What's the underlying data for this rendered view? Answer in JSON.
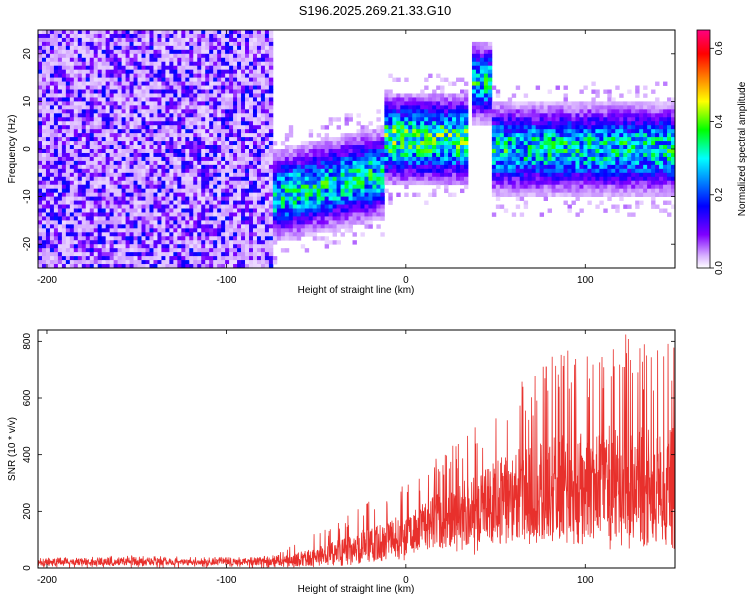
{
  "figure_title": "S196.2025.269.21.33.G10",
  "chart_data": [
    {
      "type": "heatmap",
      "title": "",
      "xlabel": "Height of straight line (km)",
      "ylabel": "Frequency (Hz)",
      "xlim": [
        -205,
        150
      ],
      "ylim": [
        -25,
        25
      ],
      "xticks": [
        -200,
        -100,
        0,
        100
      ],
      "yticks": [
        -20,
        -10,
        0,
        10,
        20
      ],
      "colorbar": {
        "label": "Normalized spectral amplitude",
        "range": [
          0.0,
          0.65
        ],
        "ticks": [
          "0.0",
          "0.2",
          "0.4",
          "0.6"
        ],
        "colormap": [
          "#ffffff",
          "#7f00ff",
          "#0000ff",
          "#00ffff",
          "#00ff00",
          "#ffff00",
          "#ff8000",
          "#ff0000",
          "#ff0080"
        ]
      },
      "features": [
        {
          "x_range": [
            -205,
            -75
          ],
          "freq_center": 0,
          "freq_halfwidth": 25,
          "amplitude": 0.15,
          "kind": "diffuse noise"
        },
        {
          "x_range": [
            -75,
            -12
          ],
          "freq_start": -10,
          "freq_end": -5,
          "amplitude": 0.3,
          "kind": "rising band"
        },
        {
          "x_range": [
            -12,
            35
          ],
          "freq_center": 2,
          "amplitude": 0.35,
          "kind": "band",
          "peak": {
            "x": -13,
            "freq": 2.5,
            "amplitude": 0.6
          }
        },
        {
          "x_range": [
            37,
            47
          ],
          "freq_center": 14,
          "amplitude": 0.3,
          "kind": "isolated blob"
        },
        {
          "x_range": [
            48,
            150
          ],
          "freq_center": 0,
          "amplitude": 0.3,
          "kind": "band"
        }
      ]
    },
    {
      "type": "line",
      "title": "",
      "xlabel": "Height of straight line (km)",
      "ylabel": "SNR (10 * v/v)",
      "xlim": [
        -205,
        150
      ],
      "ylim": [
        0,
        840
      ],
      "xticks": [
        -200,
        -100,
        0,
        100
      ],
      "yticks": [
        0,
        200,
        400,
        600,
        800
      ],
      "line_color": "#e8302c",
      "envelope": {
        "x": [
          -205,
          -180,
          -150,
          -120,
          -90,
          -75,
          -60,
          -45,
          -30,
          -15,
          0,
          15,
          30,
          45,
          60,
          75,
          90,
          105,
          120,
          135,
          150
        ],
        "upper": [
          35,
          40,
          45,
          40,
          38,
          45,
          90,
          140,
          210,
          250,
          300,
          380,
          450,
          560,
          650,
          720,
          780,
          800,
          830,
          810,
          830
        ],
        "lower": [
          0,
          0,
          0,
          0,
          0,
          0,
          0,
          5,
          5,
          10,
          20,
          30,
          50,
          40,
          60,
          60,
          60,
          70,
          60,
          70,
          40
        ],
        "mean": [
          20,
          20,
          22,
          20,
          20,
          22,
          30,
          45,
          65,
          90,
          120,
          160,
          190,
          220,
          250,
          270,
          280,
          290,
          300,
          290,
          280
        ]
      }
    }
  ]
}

* * *

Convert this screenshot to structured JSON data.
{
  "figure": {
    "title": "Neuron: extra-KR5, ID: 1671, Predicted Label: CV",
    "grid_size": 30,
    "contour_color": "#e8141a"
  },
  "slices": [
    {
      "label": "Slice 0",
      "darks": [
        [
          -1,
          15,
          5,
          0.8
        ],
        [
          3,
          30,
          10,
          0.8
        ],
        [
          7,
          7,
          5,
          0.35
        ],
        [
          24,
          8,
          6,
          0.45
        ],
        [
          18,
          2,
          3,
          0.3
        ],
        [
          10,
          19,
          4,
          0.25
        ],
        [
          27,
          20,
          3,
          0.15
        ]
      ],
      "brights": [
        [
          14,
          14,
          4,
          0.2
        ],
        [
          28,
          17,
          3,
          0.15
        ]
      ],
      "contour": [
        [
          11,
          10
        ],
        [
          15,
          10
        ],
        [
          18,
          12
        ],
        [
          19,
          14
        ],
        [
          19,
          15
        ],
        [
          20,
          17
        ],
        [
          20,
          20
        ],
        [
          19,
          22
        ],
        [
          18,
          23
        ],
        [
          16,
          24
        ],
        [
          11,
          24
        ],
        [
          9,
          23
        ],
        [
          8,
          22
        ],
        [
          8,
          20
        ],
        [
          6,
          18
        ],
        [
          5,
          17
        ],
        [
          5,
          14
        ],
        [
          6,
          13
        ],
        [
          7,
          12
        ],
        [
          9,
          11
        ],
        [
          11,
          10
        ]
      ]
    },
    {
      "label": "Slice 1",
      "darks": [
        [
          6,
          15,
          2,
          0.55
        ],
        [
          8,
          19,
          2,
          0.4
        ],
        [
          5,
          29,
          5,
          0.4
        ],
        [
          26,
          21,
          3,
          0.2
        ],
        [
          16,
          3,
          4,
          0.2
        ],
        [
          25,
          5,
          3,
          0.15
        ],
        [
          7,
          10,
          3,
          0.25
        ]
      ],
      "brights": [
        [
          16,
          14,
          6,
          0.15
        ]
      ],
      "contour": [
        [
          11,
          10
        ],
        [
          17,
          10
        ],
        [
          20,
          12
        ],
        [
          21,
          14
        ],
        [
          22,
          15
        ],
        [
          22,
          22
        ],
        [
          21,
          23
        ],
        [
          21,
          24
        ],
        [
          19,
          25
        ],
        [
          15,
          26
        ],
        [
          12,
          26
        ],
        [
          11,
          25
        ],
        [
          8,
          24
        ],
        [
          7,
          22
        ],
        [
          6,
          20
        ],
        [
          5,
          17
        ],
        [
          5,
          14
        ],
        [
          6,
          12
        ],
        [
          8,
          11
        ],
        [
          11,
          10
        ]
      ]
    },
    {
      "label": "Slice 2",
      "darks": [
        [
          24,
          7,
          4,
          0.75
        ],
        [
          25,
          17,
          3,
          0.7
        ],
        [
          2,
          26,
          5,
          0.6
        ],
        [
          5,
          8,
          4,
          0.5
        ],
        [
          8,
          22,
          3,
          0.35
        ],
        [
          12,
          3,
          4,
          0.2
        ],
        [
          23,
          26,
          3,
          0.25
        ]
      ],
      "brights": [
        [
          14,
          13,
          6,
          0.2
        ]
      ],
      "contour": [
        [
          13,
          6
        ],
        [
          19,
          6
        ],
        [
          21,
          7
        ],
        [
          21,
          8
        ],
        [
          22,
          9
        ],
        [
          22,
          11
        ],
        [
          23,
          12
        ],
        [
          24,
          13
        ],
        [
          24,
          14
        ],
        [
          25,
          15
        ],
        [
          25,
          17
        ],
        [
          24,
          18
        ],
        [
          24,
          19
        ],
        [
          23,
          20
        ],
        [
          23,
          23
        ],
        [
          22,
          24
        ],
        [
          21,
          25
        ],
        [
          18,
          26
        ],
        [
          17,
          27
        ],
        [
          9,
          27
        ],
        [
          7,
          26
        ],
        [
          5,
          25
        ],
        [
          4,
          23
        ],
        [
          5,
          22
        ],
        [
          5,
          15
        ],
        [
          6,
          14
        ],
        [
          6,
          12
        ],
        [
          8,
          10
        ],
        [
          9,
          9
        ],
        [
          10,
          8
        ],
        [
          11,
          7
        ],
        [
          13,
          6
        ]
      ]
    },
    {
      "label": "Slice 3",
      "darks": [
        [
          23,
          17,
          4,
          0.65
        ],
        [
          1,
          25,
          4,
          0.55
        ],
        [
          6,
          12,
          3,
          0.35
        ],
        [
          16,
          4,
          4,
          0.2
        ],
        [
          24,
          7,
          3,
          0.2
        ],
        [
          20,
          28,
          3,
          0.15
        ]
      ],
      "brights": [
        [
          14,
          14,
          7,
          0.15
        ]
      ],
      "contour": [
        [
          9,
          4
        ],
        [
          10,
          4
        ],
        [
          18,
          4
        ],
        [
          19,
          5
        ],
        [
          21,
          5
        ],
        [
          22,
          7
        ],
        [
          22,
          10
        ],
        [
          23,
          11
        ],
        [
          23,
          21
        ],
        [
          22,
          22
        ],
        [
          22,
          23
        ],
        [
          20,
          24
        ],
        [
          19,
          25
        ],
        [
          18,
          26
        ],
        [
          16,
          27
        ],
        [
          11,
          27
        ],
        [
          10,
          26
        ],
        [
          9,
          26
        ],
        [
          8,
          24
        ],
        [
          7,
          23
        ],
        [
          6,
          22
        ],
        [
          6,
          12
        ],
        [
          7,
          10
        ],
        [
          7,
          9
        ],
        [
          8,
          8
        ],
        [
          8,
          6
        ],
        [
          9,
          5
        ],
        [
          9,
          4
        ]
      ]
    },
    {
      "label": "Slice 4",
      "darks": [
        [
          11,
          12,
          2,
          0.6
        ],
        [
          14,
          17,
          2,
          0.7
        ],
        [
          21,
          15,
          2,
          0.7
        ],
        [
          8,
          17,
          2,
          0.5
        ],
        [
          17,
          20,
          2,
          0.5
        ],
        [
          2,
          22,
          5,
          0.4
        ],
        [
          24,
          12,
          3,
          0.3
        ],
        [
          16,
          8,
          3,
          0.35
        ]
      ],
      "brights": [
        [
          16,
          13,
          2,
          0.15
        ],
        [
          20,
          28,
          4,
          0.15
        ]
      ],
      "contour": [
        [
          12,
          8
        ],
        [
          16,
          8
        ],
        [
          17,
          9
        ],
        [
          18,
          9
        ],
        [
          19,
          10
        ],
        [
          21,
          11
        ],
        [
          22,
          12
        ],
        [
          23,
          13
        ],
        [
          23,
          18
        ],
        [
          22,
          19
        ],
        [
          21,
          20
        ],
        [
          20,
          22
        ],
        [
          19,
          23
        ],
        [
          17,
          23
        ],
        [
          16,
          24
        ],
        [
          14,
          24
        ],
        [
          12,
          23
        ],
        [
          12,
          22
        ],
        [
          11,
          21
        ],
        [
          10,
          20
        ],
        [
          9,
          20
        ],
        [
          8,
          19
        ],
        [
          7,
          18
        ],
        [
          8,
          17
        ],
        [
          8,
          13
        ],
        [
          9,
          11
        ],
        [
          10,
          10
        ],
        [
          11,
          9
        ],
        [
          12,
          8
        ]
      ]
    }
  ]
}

Your goal => How many lines of the data hold the string "kind"? Reply with the number alone.

Task output => 5